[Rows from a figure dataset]
"""

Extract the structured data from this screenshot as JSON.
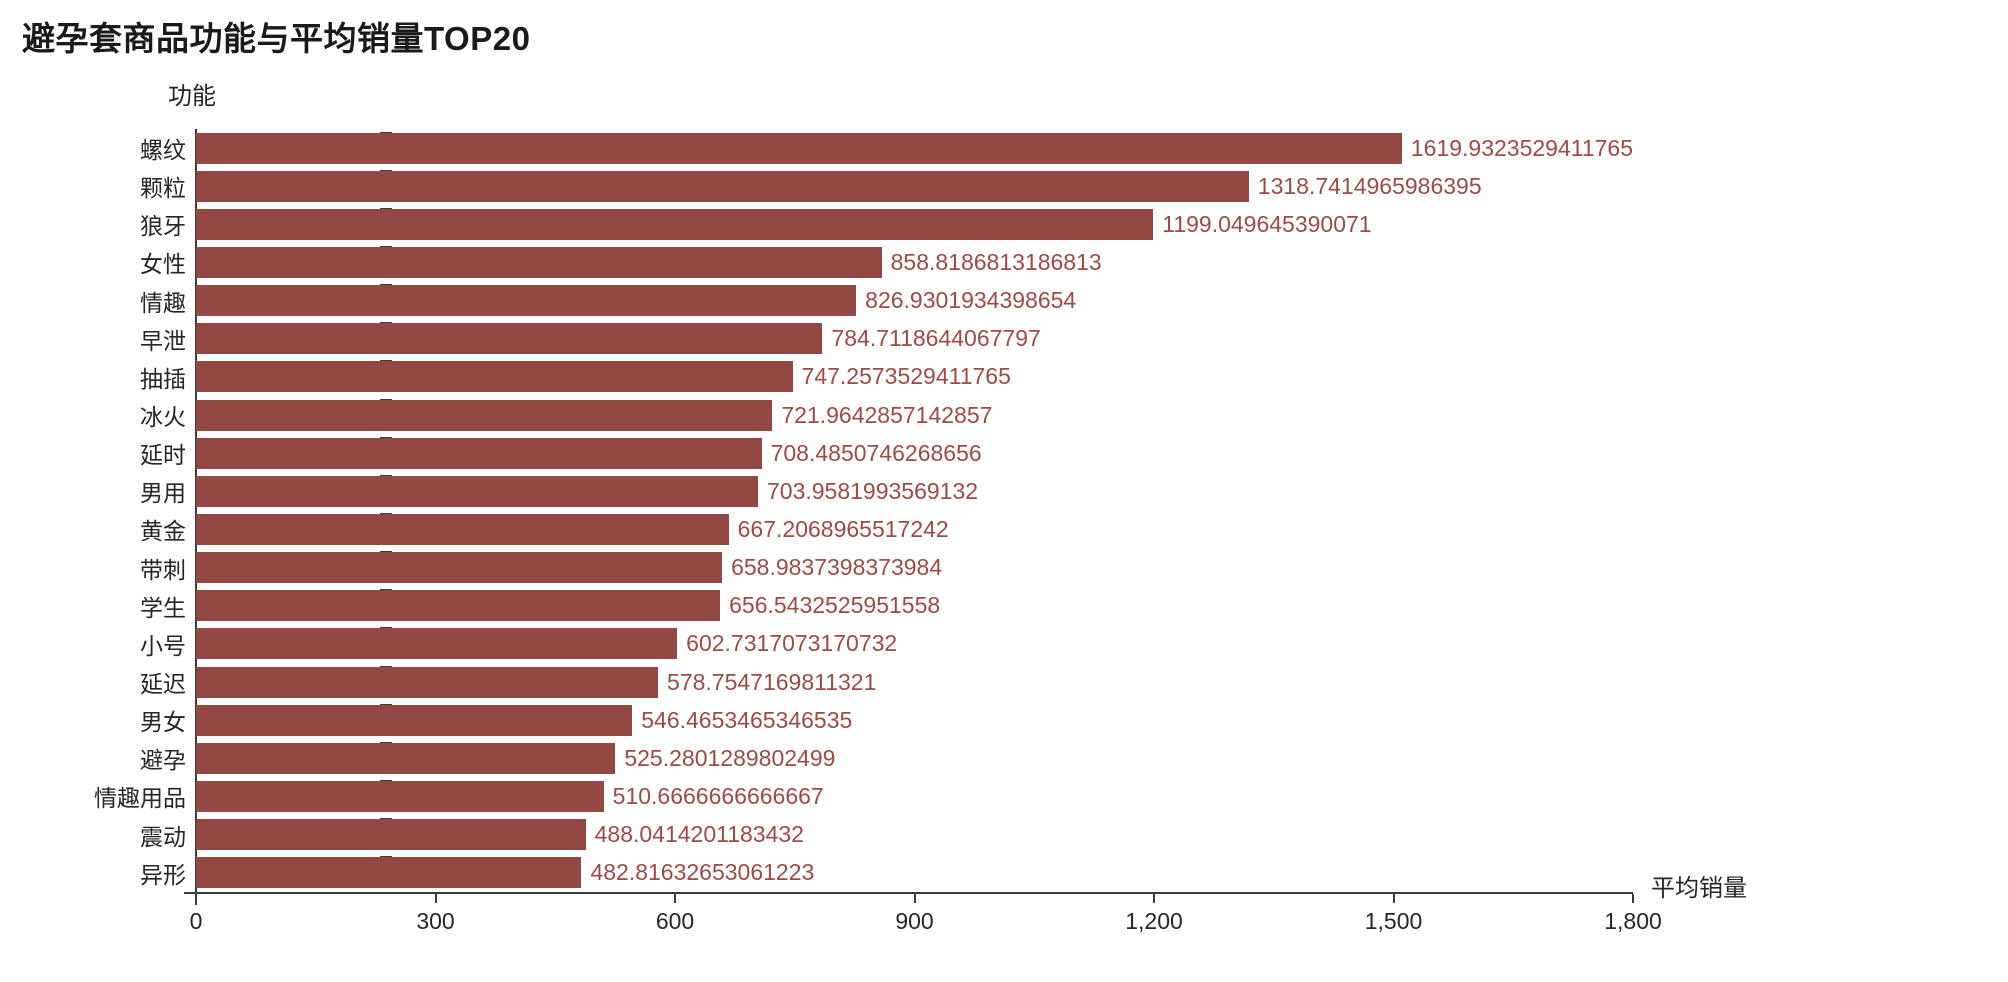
{
  "chart_data": {
    "type": "bar",
    "orientation": "horizontal",
    "title": "避孕套商品功能与平均销量TOP20",
    "ylabel": "功能",
    "xlabel": "平均销量",
    "xlim": [
      0,
      1800
    ],
    "grid": false,
    "legend": false,
    "bar_color": "#944843",
    "value_label_color": "#9c4b45",
    "axis_color": "#3c3c3c",
    "x_ticks": [
      {
        "value": 0,
        "label": "0"
      },
      {
        "value": 300,
        "label": "300"
      },
      {
        "value": 600,
        "label": "600"
      },
      {
        "value": 900,
        "label": "900"
      },
      {
        "value": 1200,
        "label": "1,200"
      },
      {
        "value": 1500,
        "label": "1,500"
      },
      {
        "value": 1800,
        "label": "1,800"
      }
    ],
    "categories": [
      "螺纹",
      "颗粒",
      "狼牙",
      "女性",
      "情趣",
      "早泄",
      "抽插",
      "冰火",
      "延时",
      "男用",
      "黄金",
      "带刺",
      "学生",
      "小号",
      "延迟",
      "男女",
      "避孕",
      "情趣用品",
      "震动",
      "异形"
    ],
    "values": [
      1619.9323529411765,
      1318.7414965986395,
      1199.049645390071,
      858.8186813186813,
      826.9301934398654,
      784.7118644067797,
      747.2573529411765,
      721.9642857142857,
      708.4850746268656,
      703.9581993569132,
      667.2068965517242,
      658.9837398373984,
      656.5432525951558,
      602.7317073170732,
      578.7547169811321,
      546.4653465346535,
      525.2801289802499,
      510.6666666666667,
      488.0414201183432,
      482.81632653061223
    ],
    "value_labels": [
      "1619.9323529411765",
      "1318.7414965986395",
      "1199.049645390071",
      "858.8186813186813",
      "826.9301934398654",
      "784.7118644067797",
      "747.2573529411765",
      "721.9642857142857",
      "708.4850746268656",
      "703.9581993569132",
      "667.2068965517242",
      "658.9837398373984",
      "656.5432525951558",
      "602.7317073170732",
      "578.7547169811321",
      "546.4653465346535",
      "525.2801289802499",
      "510.6666666666667",
      "488.0414201183432",
      "482.81632653061223"
    ]
  }
}
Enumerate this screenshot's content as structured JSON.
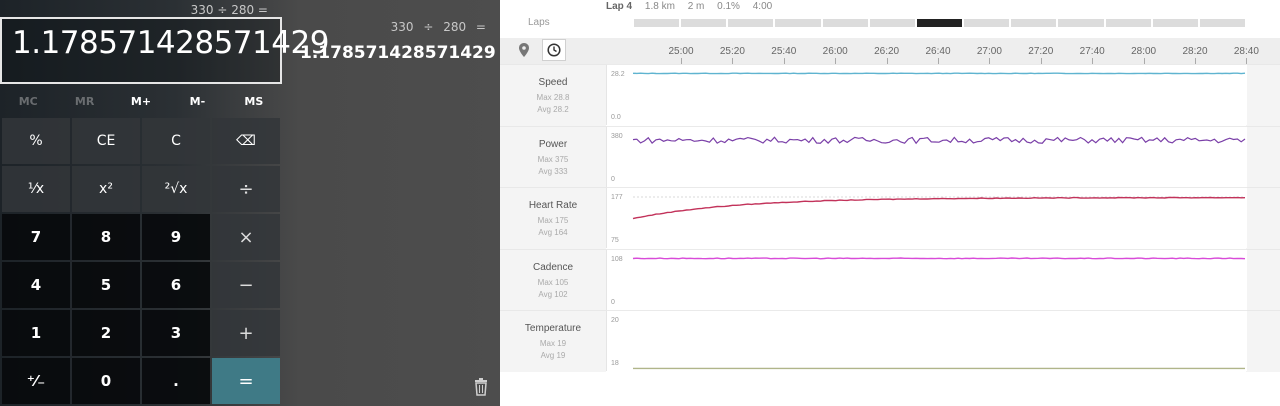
{
  "calculator": {
    "expression": "330 ÷ 280 =",
    "display": "1.178571428571429",
    "memory": [
      {
        "label": "MC",
        "enabled": false
      },
      {
        "label": "MR",
        "enabled": false
      },
      {
        "label": "M+",
        "enabled": true
      },
      {
        "label": "M-",
        "enabled": true
      },
      {
        "label": "MS",
        "enabled": true
      }
    ],
    "keys": [
      {
        "label": "%",
        "kind": "fn",
        "name": "percent-button"
      },
      {
        "label": "CE",
        "kind": "fn",
        "name": "clear-entry-button"
      },
      {
        "label": "C",
        "kind": "fn",
        "name": "clear-button"
      },
      {
        "label": "⌫",
        "kind": "fn",
        "name": "backspace-button"
      },
      {
        "label": "¹⁄x",
        "kind": "fn",
        "name": "reciprocal-button"
      },
      {
        "label": "x²",
        "kind": "fn",
        "name": "square-button"
      },
      {
        "label": "²√x",
        "kind": "fn",
        "name": "square-root-button"
      },
      {
        "label": "÷",
        "kind": "op",
        "name": "divide-button"
      },
      {
        "label": "7",
        "kind": "num",
        "name": "digit-7-button"
      },
      {
        "label": "8",
        "kind": "num",
        "name": "digit-8-button"
      },
      {
        "label": "9",
        "kind": "num",
        "name": "digit-9-button"
      },
      {
        "label": "×",
        "kind": "op",
        "name": "multiply-button"
      },
      {
        "label": "4",
        "kind": "num",
        "name": "digit-4-button"
      },
      {
        "label": "5",
        "kind": "num",
        "name": "digit-5-button"
      },
      {
        "label": "6",
        "kind": "num",
        "name": "digit-6-button"
      },
      {
        "label": "−",
        "kind": "op",
        "name": "subtract-button"
      },
      {
        "label": "1",
        "kind": "num",
        "name": "digit-1-button"
      },
      {
        "label": "2",
        "kind": "num",
        "name": "digit-2-button"
      },
      {
        "label": "3",
        "kind": "num",
        "name": "digit-3-button"
      },
      {
        "label": "+",
        "kind": "op",
        "name": "add-button"
      },
      {
        "label": "⁺⁄₋",
        "kind": "num",
        "name": "negate-button"
      },
      {
        "label": "0",
        "kind": "num",
        "name": "digit-0-button"
      },
      {
        "label": ".",
        "kind": "num",
        "name": "decimal-button"
      },
      {
        "label": "=",
        "kind": "eq",
        "name": "equals-button"
      }
    ],
    "history": {
      "expression": "330 ÷ 280 =",
      "result": "1.178571428571429"
    },
    "icons": {
      "trash": "trash-icon"
    }
  },
  "activity": {
    "lap": {
      "name": "Lap 4",
      "distance": "1.8 km",
      "duration": "2 m",
      "grade": "0.1%",
      "pace": "4:00"
    },
    "laps_label": "Laps",
    "lap_count": 13,
    "active_lap": 6,
    "icons": {
      "map": "map-pin-icon",
      "time": "clock-icon"
    },
    "time_ticks": [
      "25:00",
      "25:20",
      "25:40",
      "26:00",
      "26:20",
      "26:40",
      "27:00",
      "27:20",
      "27:40",
      "28:00",
      "28:20",
      "28:40"
    ],
    "metrics": [
      {
        "name": "Speed",
        "max": "Max 28.8",
        "avg": "Avg 28.2",
        "ytop": "28.2",
        "ybottom": "0.0",
        "color": "#5fb4d0",
        "level": 0.96,
        "noise": 0.004,
        "trend": "flat"
      },
      {
        "name": "Power",
        "max": "Max 375",
        "avg": "Avg 333",
        "ytop": "380",
        "ybottom": "0",
        "color": "#7a3fa8",
        "level": 0.88,
        "noise": 0.05,
        "trend": "flat"
      },
      {
        "name": "Heart Rate",
        "max": "Max 175",
        "avg": "Avg 164",
        "ytop": "177",
        "ybottom": "75",
        "color": "#c2325a",
        "level": 0.94,
        "noise": 0.005,
        "trend": "rise"
      },
      {
        "name": "Cadence",
        "max": "Max 105",
        "avg": "Avg 102",
        "ytop": "108",
        "ybottom": "0",
        "color": "#d84ad8",
        "level": 0.96,
        "noise": 0.006,
        "trend": "flat"
      },
      {
        "name": "Temperature",
        "max": "Max 19",
        "avg": "Avg 19",
        "ytop": "20",
        "ybottom": "18",
        "color": "#b0b58a",
        "level": 0.01,
        "noise": 0.0,
        "trend": "flat"
      }
    ]
  }
}
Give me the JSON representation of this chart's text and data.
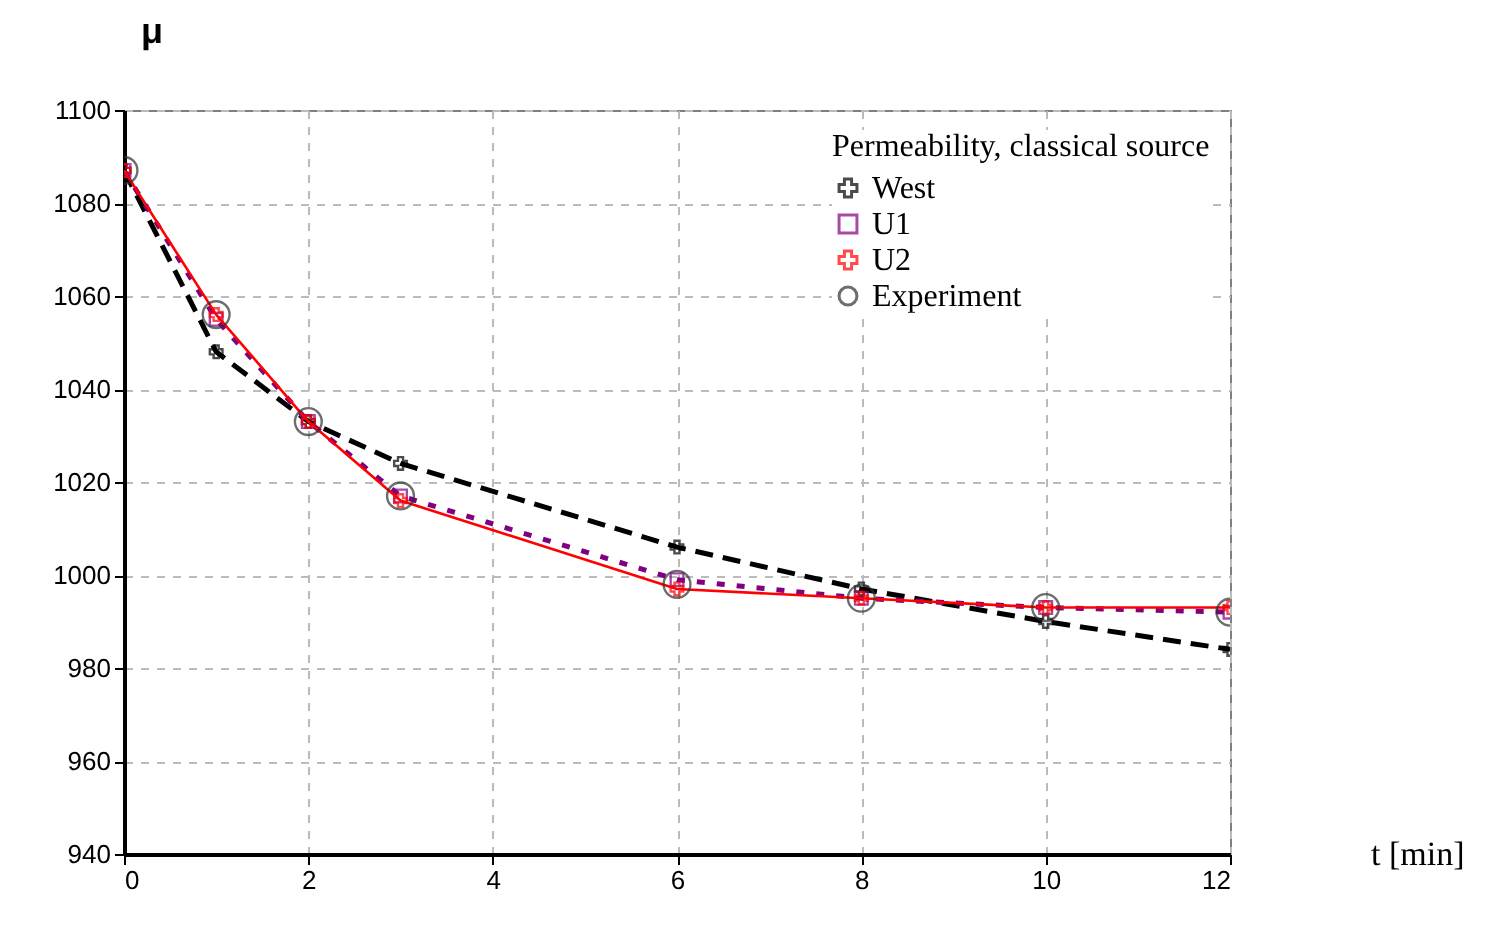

"""

> Description of the task
From the entries above, pull out each line that includes "structured".

> Exercise result
Extract the structured data from this screenshot as JSON.
Enumerate this screenshot's content as structured JSON.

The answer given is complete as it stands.